_Requirements_
Show every line below where "Nikolaus" can be found.

_Exercise material_
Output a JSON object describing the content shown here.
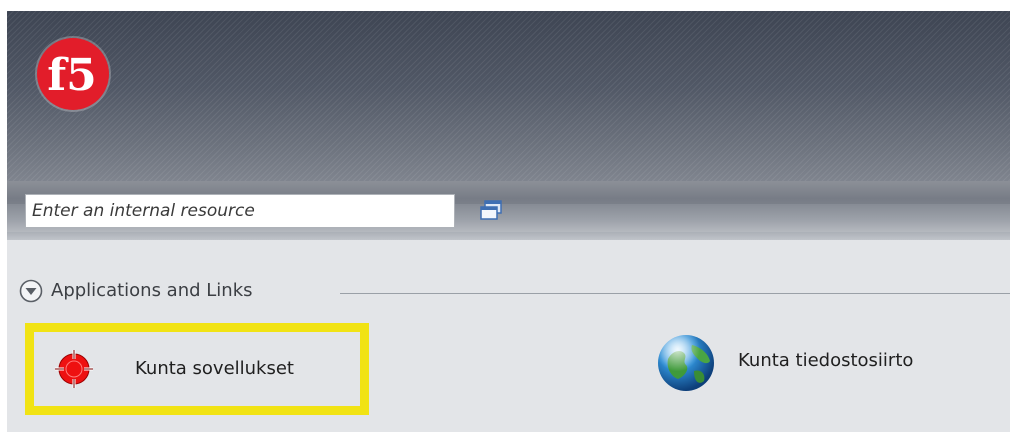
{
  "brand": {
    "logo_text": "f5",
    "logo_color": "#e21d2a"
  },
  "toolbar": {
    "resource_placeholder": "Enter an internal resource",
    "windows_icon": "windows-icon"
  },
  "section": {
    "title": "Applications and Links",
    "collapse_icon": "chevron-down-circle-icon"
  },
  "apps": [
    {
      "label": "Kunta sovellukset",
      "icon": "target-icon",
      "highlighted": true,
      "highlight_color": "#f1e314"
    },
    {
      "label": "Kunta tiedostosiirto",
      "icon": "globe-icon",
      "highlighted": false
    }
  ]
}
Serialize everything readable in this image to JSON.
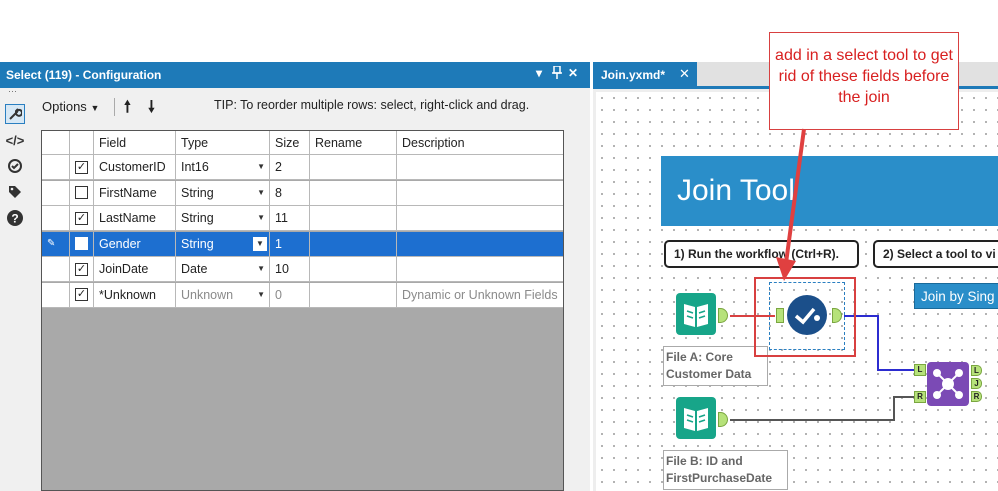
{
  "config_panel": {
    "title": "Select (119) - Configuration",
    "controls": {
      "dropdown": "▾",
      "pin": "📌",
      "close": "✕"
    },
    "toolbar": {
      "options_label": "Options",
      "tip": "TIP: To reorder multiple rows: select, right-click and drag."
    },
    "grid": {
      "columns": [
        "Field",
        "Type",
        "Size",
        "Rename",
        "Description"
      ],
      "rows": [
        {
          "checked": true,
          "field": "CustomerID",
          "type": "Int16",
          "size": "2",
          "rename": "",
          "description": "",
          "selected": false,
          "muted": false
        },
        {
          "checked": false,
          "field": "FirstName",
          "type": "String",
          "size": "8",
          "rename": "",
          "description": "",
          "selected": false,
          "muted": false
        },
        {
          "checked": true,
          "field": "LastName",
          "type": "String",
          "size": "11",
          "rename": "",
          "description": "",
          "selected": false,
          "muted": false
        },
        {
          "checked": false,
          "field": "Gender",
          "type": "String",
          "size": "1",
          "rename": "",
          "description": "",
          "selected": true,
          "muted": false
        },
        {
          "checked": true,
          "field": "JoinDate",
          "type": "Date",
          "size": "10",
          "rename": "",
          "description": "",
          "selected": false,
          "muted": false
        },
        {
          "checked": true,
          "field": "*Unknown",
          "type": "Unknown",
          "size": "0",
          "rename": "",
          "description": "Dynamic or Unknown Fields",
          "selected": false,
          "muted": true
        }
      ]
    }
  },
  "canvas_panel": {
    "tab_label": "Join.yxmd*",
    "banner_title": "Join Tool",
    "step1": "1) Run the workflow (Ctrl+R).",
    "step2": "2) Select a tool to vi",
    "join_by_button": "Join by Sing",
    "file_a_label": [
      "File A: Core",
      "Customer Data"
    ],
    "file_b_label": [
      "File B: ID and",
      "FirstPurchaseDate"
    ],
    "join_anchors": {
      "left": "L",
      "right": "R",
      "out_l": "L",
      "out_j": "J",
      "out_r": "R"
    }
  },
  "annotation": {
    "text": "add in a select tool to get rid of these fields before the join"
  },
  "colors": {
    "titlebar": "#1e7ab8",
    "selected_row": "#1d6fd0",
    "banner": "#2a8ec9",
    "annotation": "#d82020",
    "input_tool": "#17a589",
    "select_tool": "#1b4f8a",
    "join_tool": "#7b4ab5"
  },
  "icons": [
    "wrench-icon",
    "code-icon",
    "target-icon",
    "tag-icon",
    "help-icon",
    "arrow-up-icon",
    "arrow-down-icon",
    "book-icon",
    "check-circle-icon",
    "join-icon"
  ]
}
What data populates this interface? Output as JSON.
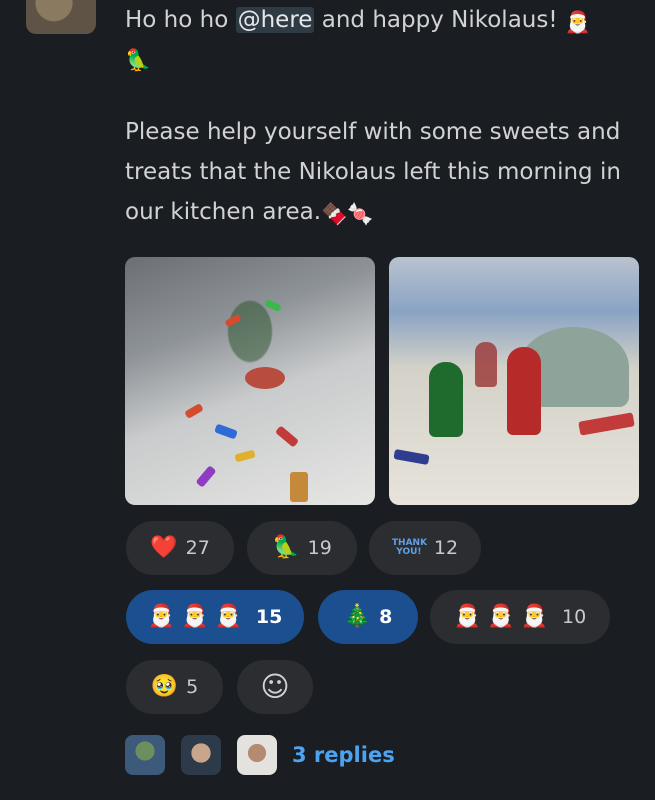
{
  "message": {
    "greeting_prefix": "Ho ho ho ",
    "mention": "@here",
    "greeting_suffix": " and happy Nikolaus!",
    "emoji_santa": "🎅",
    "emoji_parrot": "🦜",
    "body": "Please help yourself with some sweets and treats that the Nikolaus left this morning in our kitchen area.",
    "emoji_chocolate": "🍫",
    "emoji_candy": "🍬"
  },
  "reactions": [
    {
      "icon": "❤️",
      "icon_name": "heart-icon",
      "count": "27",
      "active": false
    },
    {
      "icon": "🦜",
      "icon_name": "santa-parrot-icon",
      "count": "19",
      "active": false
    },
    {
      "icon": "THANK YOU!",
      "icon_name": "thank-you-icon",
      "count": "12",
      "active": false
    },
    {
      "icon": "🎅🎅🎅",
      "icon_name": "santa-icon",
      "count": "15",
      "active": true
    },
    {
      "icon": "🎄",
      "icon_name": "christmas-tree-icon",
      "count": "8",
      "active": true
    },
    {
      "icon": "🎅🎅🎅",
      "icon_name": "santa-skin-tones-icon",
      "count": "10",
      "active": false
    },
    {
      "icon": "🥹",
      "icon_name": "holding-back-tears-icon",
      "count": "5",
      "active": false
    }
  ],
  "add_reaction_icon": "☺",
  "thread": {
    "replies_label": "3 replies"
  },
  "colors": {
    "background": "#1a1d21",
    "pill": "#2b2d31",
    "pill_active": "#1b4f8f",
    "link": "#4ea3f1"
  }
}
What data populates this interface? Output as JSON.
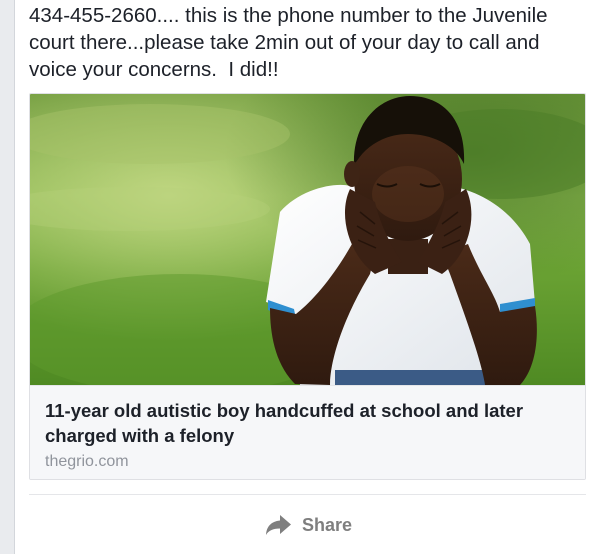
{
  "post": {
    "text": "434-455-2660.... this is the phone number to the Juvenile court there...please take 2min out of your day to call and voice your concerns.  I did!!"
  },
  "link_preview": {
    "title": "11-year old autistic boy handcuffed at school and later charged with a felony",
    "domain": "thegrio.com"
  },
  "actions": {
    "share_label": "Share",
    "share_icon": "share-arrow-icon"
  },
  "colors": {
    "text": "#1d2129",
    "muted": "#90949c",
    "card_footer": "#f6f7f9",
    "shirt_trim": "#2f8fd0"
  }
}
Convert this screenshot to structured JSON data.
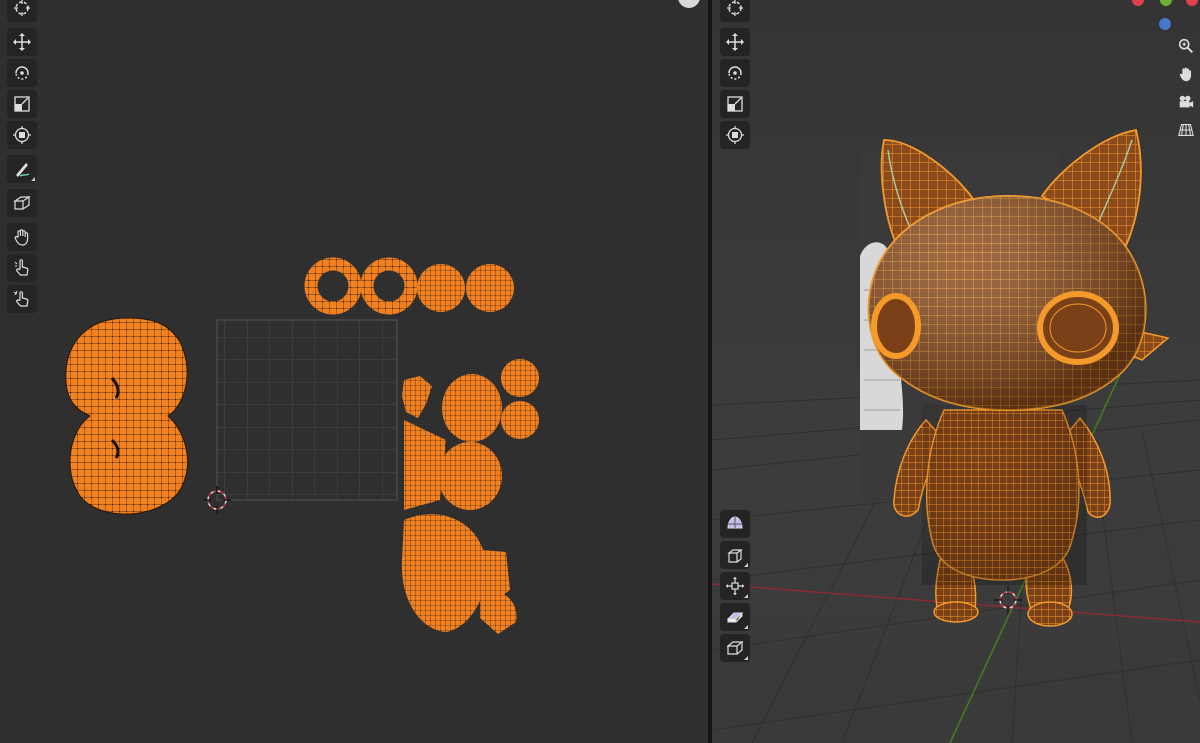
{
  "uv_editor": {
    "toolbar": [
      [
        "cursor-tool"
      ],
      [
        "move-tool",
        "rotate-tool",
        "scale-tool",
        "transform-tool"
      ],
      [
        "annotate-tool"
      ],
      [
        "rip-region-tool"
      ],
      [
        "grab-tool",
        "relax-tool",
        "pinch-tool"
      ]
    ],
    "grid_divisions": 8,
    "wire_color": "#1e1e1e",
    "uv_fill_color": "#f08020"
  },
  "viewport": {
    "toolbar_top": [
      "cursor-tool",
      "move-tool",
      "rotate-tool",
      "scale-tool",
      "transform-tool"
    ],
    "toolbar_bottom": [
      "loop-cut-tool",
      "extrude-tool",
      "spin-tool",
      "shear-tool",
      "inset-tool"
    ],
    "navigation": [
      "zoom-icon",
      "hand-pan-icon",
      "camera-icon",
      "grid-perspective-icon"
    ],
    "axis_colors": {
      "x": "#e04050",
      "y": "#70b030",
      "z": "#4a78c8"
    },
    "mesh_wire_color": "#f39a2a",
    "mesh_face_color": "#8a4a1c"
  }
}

_The output_
    "greeting_suffix": " and happy Nikolaus!",
    "body": "Please help yourself with some sweets and treats that the Nikolaus left this morning in our kitchen area.",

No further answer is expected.